— BEGIN —

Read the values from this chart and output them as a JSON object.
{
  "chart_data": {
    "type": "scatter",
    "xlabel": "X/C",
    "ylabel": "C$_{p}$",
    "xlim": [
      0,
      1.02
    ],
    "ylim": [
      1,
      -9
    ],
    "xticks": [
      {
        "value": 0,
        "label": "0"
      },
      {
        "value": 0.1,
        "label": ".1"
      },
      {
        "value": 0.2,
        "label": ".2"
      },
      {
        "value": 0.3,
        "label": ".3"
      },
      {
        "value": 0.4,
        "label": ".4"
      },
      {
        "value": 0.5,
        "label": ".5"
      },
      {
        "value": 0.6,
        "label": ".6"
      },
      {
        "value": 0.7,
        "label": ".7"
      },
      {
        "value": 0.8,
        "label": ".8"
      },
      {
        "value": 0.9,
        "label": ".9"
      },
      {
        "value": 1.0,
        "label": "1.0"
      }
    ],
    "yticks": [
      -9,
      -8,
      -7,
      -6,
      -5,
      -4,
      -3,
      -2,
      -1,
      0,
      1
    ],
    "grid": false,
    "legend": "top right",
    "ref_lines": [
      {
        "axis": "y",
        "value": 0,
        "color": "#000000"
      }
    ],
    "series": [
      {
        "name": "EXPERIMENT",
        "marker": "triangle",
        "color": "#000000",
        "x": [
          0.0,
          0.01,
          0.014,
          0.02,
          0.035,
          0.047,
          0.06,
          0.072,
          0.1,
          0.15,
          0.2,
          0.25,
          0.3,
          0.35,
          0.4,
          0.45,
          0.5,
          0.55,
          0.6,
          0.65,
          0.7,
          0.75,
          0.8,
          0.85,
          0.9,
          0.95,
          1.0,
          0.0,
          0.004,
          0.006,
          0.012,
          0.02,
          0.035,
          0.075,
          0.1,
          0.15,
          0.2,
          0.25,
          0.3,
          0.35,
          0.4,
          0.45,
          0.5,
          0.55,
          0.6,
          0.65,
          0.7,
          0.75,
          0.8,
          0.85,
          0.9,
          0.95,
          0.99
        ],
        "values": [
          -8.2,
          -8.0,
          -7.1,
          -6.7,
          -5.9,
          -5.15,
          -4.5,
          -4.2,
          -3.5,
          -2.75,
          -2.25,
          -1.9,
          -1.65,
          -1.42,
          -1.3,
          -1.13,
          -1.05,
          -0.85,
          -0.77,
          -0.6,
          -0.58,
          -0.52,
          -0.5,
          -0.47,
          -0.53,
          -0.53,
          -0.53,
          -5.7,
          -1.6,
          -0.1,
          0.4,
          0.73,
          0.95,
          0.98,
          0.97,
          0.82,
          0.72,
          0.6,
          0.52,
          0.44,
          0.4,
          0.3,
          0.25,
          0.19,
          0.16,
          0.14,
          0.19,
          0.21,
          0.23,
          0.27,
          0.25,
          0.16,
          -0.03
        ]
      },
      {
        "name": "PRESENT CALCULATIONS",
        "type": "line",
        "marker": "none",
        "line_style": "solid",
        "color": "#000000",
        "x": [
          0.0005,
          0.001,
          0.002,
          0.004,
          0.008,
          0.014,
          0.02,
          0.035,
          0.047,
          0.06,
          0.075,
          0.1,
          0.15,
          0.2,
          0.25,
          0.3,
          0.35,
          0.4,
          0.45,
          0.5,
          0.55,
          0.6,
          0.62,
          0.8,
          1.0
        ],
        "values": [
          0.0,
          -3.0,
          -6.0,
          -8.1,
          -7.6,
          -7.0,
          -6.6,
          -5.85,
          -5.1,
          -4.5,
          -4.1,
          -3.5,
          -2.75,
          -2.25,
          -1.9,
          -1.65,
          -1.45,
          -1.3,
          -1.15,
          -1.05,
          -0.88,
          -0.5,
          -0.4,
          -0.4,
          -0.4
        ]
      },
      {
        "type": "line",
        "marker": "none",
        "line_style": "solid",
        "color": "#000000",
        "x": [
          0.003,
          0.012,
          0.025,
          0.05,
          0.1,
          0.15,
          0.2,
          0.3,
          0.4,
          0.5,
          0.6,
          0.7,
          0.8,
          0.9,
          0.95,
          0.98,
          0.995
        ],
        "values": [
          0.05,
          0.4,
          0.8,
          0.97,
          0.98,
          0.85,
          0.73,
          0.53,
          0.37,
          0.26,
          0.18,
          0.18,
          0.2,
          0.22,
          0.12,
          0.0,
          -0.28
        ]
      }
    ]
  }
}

— END —
— BEGIN —

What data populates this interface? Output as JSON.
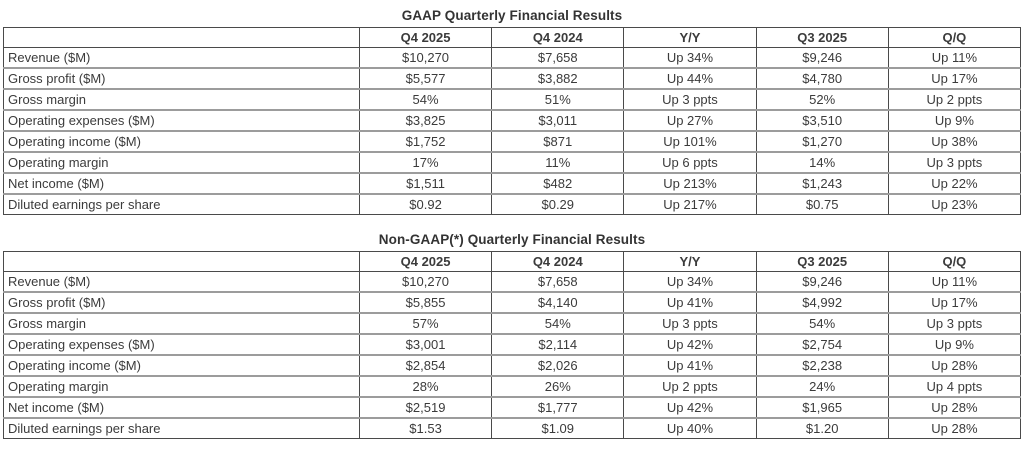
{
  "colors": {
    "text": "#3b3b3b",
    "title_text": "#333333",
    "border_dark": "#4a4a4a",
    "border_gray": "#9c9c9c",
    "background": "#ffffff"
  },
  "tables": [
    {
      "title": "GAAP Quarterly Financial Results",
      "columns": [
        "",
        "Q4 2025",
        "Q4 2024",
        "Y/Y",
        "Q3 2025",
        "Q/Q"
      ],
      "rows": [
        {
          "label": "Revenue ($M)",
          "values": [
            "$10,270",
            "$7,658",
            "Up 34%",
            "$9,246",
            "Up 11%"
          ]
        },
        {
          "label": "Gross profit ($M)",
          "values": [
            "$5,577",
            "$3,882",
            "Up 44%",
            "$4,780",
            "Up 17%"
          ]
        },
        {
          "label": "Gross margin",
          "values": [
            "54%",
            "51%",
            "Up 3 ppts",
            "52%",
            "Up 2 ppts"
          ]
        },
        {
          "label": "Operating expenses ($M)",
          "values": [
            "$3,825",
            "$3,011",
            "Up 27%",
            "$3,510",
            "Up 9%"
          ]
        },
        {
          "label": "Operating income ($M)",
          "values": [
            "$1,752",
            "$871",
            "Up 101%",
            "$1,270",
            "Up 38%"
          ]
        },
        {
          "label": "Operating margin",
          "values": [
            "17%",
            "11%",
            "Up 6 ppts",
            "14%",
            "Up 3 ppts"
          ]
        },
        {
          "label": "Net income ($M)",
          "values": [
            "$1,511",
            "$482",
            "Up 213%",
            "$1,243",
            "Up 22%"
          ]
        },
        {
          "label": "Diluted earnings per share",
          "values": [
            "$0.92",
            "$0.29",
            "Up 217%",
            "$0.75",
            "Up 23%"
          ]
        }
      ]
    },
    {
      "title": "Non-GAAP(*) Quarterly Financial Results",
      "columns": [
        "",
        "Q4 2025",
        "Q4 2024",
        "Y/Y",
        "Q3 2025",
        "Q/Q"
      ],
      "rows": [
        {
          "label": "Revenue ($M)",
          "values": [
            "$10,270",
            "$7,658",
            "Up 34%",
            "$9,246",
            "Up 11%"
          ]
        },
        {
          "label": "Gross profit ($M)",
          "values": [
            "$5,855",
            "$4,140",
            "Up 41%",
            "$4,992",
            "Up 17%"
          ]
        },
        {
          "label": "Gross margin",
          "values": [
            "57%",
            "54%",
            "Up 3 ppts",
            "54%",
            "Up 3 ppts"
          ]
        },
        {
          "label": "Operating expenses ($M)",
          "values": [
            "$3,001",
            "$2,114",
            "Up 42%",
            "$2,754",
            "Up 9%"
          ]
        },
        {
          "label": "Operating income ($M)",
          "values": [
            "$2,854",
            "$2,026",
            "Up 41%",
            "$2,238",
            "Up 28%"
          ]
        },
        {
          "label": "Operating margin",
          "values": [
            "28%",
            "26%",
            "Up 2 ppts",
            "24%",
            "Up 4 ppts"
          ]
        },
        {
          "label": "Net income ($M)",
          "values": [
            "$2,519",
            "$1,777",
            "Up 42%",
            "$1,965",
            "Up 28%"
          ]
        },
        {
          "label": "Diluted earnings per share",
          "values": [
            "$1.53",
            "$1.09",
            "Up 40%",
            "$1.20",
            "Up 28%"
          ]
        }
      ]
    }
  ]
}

— END —
— BEGIN —

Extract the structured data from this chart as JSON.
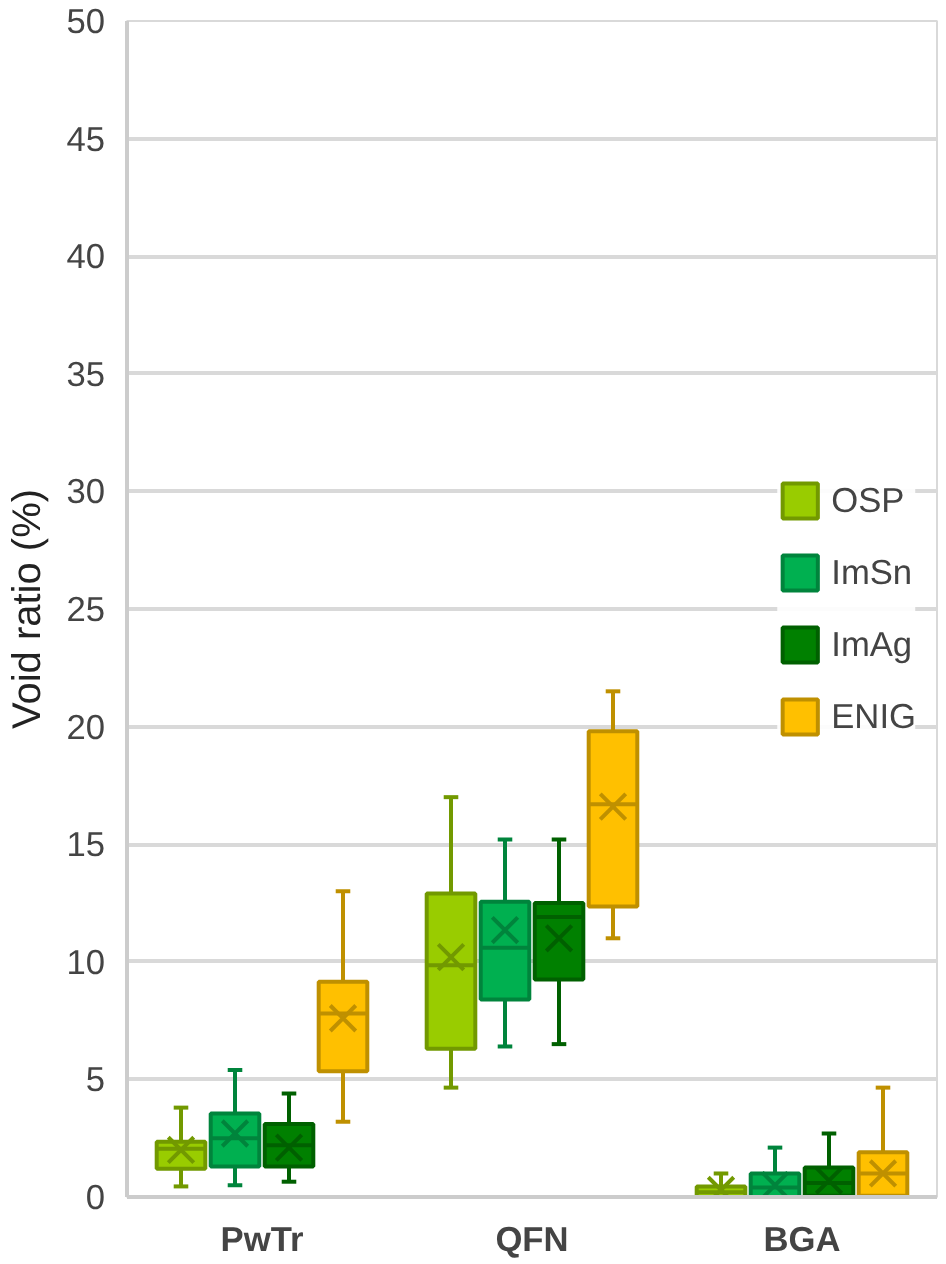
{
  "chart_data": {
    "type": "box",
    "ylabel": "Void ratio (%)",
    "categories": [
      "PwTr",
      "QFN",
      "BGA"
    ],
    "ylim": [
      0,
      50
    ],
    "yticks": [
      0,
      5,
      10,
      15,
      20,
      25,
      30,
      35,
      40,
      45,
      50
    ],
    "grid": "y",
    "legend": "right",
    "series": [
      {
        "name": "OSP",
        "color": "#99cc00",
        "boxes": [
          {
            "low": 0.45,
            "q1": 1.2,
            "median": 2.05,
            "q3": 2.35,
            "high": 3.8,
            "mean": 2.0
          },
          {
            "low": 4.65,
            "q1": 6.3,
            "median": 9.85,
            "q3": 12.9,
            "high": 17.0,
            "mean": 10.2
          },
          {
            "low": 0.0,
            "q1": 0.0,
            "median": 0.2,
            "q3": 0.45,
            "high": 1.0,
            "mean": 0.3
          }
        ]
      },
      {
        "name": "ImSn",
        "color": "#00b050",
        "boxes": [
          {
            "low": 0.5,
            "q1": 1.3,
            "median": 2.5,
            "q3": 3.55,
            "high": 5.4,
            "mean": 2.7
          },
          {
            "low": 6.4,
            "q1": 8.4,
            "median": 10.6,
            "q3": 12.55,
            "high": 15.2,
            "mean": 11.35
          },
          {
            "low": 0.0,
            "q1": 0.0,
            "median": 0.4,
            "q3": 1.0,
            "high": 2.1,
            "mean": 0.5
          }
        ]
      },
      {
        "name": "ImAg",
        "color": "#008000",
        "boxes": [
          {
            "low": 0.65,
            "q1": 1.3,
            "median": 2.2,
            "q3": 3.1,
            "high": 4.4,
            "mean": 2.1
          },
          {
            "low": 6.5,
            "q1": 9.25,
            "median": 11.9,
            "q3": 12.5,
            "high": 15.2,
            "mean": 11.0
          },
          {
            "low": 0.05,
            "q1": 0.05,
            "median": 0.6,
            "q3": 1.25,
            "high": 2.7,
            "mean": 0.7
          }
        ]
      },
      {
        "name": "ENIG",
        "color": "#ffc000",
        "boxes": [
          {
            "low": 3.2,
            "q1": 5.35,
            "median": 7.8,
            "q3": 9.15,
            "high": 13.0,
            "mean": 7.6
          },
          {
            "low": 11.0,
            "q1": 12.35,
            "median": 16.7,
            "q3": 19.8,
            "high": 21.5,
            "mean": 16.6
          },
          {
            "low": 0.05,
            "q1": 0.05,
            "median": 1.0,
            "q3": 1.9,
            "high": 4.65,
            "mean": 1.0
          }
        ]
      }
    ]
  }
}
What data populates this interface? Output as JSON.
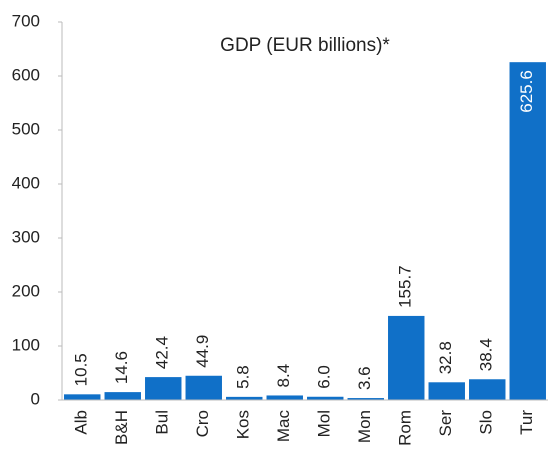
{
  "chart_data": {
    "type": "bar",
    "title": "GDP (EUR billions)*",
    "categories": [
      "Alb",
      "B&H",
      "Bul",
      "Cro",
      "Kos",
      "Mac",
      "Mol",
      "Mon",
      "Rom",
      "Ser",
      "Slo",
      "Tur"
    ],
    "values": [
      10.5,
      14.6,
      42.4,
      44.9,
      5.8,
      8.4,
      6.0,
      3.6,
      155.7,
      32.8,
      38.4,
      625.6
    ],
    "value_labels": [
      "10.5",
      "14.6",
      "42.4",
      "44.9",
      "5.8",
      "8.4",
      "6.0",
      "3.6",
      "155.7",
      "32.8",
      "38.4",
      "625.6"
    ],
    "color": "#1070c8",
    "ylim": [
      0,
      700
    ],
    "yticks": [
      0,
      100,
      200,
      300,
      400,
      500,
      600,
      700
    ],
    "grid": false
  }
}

— END —

Go through the listing above and list every line that has the word "JSON".

The reply »
Read the values from this chart and output them as a JSON object.
What data populates this interface? Output as JSON.
Extract the structured data from this chart as JSON.
What data populates this interface? Output as JSON.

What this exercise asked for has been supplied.